-- Start of MATERIAL SUPPLIED --
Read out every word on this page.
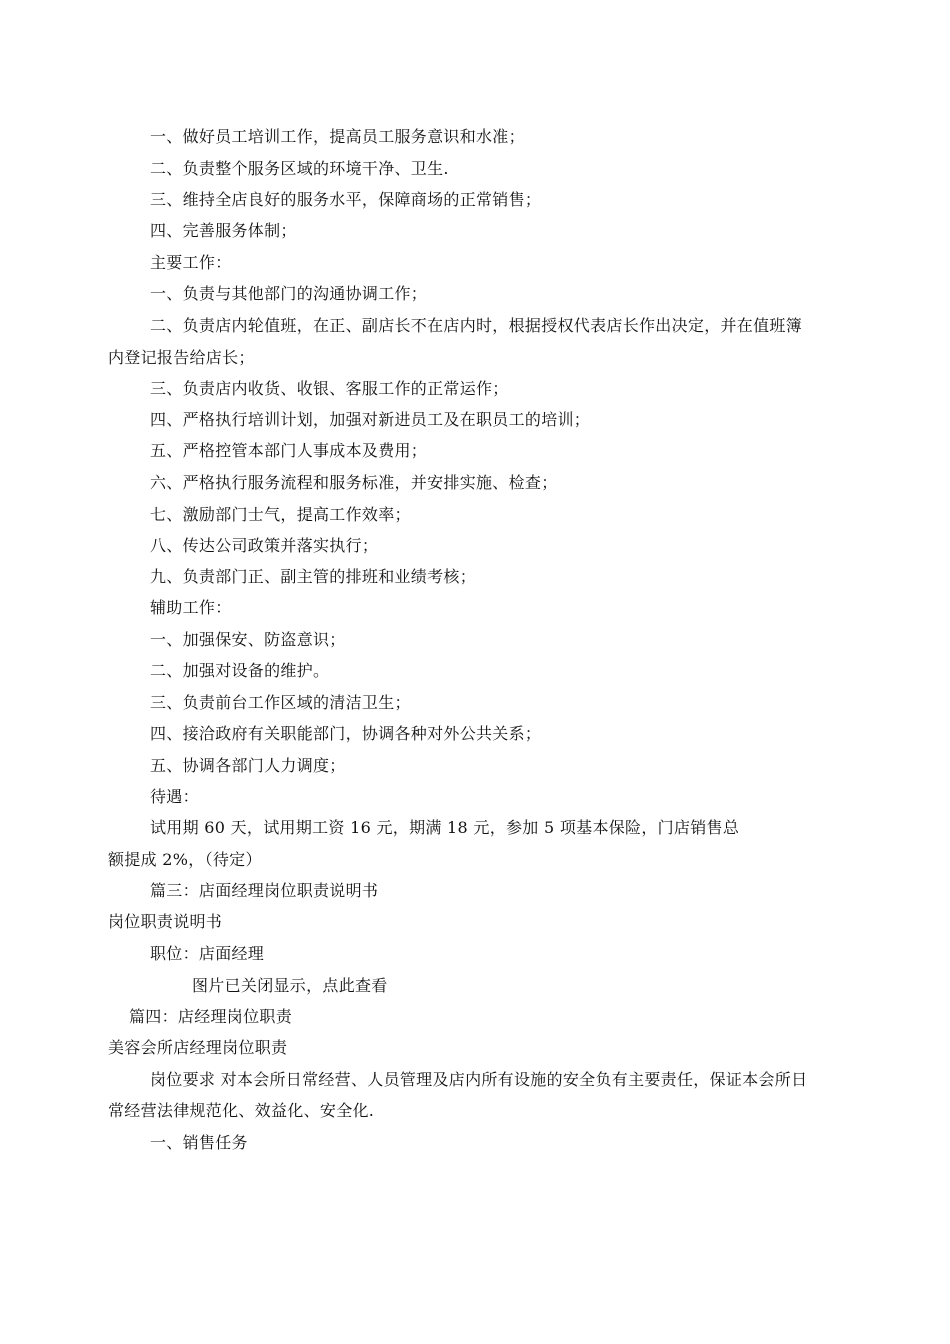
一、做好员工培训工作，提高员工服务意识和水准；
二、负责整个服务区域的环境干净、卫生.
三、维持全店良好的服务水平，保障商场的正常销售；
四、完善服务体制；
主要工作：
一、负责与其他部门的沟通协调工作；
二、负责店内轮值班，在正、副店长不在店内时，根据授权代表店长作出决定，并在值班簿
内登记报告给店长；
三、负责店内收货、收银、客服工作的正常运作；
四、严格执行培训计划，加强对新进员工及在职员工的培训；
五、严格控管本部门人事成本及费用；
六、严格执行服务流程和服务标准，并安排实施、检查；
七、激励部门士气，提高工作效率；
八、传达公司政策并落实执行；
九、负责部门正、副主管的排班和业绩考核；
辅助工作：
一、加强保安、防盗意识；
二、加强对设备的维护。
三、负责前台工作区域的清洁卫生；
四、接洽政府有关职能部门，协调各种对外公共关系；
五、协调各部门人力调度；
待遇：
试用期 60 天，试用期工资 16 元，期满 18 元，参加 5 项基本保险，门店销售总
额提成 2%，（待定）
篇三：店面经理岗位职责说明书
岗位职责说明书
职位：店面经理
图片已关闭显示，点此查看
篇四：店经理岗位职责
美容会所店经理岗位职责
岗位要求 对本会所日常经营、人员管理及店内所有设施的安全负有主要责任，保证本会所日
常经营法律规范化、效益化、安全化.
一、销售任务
-- End of MATERIAL SUPPLIED --
-- Start of MATERIAL SUPPLIED --
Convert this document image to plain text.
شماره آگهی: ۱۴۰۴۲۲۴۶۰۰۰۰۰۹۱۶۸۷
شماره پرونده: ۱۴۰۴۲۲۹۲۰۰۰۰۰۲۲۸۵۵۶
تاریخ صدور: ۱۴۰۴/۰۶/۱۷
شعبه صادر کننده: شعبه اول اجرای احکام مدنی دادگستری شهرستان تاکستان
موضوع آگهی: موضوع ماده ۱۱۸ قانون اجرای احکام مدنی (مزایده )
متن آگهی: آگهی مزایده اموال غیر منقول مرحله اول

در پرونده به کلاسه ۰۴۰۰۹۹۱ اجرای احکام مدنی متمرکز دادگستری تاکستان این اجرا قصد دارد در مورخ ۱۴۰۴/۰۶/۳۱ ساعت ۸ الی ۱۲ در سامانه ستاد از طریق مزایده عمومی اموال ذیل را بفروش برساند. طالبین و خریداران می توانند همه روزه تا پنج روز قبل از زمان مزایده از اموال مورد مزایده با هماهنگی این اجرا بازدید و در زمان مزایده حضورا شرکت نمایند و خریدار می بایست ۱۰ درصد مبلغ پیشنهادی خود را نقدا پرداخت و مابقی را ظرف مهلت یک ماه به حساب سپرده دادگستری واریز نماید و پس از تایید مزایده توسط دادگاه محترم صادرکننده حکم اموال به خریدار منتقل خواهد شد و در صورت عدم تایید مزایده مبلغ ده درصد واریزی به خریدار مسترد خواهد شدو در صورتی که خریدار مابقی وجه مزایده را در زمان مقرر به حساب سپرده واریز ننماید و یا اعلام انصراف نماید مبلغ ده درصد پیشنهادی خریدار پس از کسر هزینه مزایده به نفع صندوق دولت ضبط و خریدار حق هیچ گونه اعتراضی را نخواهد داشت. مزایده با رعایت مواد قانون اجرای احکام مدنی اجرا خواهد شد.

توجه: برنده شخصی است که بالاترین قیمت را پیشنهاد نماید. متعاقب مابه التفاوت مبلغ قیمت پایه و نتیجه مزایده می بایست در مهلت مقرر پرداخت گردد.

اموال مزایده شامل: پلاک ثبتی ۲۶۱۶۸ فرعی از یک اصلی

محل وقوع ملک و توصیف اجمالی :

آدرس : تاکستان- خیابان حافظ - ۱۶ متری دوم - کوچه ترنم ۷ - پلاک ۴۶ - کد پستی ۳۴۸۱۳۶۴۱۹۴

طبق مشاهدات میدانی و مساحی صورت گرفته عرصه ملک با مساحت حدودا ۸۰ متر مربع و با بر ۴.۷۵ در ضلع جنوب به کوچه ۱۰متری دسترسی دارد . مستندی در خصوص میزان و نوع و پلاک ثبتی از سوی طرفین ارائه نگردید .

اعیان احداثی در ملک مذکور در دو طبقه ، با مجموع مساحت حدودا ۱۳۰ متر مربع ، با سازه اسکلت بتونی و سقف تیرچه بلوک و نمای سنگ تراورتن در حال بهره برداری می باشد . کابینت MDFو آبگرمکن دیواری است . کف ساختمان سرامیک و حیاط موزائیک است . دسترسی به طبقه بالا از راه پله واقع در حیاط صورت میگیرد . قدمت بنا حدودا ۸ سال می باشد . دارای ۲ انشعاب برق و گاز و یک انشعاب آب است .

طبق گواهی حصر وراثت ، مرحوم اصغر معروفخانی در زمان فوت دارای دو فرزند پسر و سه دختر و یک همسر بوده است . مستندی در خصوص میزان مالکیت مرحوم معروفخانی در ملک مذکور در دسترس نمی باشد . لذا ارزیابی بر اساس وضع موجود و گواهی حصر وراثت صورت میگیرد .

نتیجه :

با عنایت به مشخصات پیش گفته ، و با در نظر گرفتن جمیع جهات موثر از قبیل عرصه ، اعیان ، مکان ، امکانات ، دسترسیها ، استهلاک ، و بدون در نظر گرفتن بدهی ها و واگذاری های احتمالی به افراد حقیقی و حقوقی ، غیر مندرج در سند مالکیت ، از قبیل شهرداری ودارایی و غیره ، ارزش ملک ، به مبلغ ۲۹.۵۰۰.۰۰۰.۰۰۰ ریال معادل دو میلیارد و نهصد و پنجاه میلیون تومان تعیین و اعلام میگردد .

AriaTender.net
-- End of MATERIAL SUPPLIED --
-- Start of MATERIAL SUPPLIED --
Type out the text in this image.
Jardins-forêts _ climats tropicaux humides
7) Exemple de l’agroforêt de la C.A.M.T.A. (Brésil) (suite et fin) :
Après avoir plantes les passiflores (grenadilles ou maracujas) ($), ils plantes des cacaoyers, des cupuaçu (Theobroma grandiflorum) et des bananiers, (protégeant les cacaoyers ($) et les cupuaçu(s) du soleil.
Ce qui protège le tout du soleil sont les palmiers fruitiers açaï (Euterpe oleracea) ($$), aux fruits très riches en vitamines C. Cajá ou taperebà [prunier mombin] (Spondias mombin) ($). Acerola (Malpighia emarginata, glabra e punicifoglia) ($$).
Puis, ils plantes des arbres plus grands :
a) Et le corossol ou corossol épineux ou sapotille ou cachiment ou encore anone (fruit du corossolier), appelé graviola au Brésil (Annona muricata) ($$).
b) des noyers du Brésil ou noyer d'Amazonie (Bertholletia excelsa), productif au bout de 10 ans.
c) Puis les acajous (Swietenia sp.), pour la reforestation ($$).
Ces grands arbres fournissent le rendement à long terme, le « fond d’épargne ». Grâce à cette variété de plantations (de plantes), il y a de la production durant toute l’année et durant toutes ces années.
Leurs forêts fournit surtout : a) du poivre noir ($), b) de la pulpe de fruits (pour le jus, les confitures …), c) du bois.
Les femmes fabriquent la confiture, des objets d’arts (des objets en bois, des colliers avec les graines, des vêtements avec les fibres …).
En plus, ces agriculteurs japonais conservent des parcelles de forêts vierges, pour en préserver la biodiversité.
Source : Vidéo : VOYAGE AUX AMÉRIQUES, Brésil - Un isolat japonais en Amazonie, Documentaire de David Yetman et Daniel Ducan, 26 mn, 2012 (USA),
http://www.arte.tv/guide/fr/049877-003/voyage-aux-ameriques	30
-- End of MATERIAL SUPPLIED --
:: WHAT YOU WILL DO ::
Your answer should be a single number: the count of lines in the material above that contain "text".

:: EXERCISE RESULT ::
2